---------- Information shown
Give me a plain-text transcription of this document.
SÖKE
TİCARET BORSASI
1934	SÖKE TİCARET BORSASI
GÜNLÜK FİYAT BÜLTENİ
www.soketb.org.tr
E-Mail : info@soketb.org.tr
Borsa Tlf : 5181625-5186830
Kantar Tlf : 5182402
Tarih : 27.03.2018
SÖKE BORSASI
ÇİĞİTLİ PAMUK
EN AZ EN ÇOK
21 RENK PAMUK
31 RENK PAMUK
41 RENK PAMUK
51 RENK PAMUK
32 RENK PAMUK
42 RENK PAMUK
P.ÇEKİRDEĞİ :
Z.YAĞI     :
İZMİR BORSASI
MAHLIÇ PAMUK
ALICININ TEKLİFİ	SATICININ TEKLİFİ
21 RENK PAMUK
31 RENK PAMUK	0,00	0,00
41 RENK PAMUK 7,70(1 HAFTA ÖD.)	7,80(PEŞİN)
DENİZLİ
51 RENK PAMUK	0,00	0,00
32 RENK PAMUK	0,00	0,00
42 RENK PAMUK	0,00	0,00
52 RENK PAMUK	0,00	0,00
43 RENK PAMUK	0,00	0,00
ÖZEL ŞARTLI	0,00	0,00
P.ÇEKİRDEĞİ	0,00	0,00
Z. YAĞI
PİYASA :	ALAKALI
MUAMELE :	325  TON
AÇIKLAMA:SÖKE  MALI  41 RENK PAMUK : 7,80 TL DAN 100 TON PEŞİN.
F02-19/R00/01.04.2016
--------------------
Exercise description >> Report each line of the material above where the word "SÖKE" appears.

Full answer >>
SÖKE
1934	SÖKE TİCARET BORSASI
SÖKE BORSASI
AÇIKLAMA:SÖKE  MALI  41 RENK PAMUK : 7,80 TL DAN 100 TON PEŞİN.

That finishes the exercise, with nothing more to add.